-- begin DATA FOR THE TASK --

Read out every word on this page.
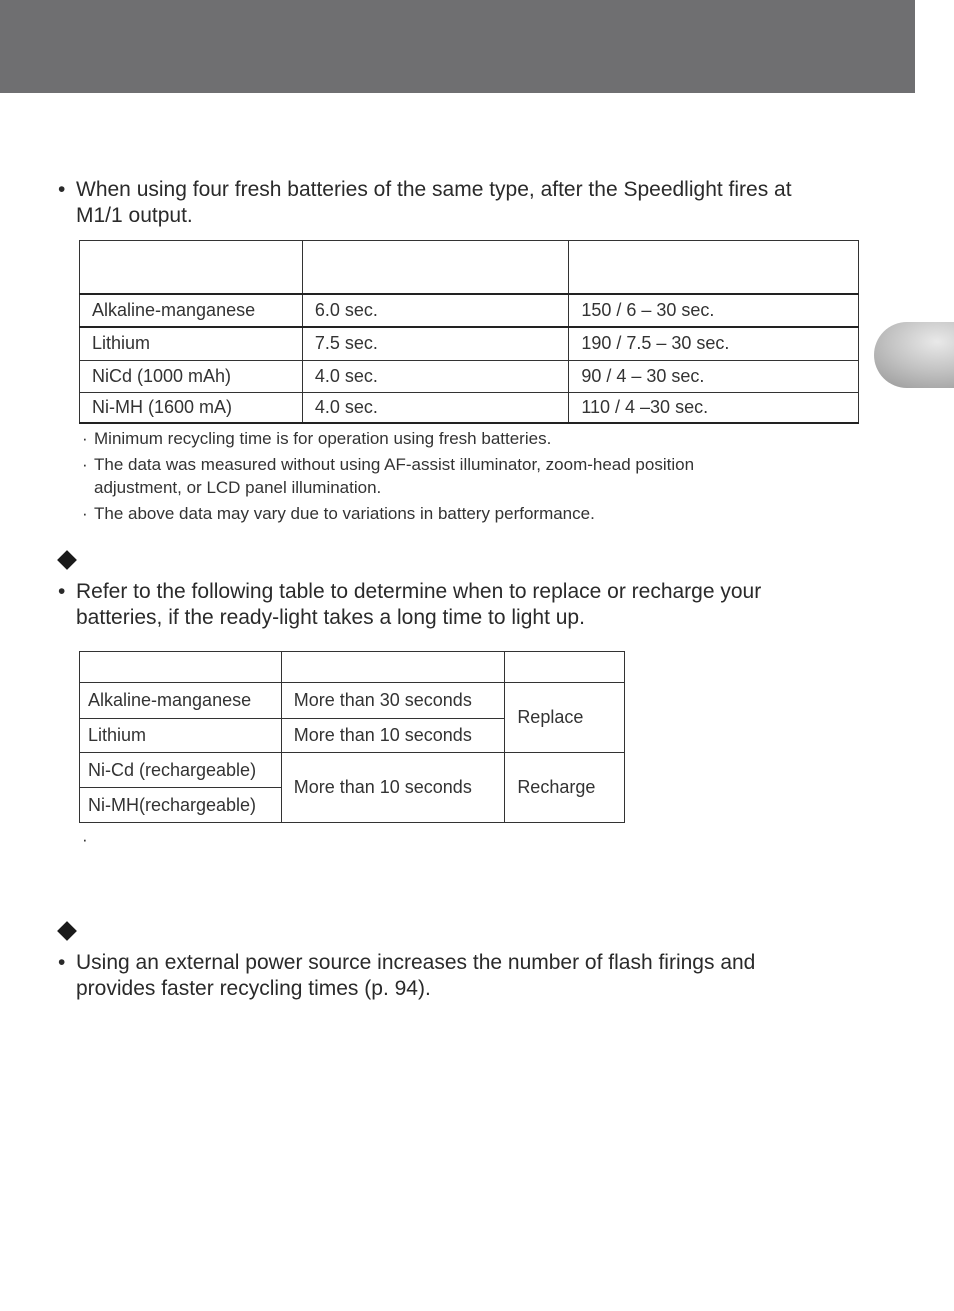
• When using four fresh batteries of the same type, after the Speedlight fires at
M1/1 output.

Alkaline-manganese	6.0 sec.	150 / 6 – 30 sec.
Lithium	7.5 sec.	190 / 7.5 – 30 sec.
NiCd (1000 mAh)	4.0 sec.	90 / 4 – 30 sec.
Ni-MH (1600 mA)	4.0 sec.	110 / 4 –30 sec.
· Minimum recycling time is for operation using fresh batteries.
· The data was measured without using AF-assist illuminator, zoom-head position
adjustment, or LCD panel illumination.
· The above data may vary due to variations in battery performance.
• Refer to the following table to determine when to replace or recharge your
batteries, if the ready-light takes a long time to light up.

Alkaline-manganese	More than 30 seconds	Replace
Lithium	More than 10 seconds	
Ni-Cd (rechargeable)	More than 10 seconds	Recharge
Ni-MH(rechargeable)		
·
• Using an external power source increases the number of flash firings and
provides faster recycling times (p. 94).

-- end DATA FOR THE TASK --

• EXERCISE AIM: Copy every line of the data exactly as written, excluding the pictures.

• TASK OUTPUT:
Read out every word on this page.
• When using four fresh batteries of the same type, after the Speedlight fires at
M1/1 output.

Alkaline-manganese	6.0 sec.	150 / 6 – 30 sec.
Lithium	7.5 sec.	190 / 7.5 – 30 sec.
NiCd (1000 mAh)	4.0 sec.	90 / 4 – 30 sec.
Ni-MH (1600 mA)	4.0 sec.	110 / 4 –30 sec.
· Minimum recycling time is for operation using fresh batteries.
· The data was measured without using AF-assist illuminator, zoom-head position
adjustment, or LCD panel illumination.
· The above data may vary due to variations in battery performance.
• Refer to the following table to determine when to replace or recharge your
batteries, if the ready-light takes a long time to light up.

Alkaline-manganese	More than 30 seconds	Replace
Lithium	More than 10 seconds	
Ni-Cd (rechargeable)	More than 10 seconds	Recharge
Ni-MH(rechargeable)		
·
• Using an external power source increases the number of flash firings and
provides faster recycling times (p. 94).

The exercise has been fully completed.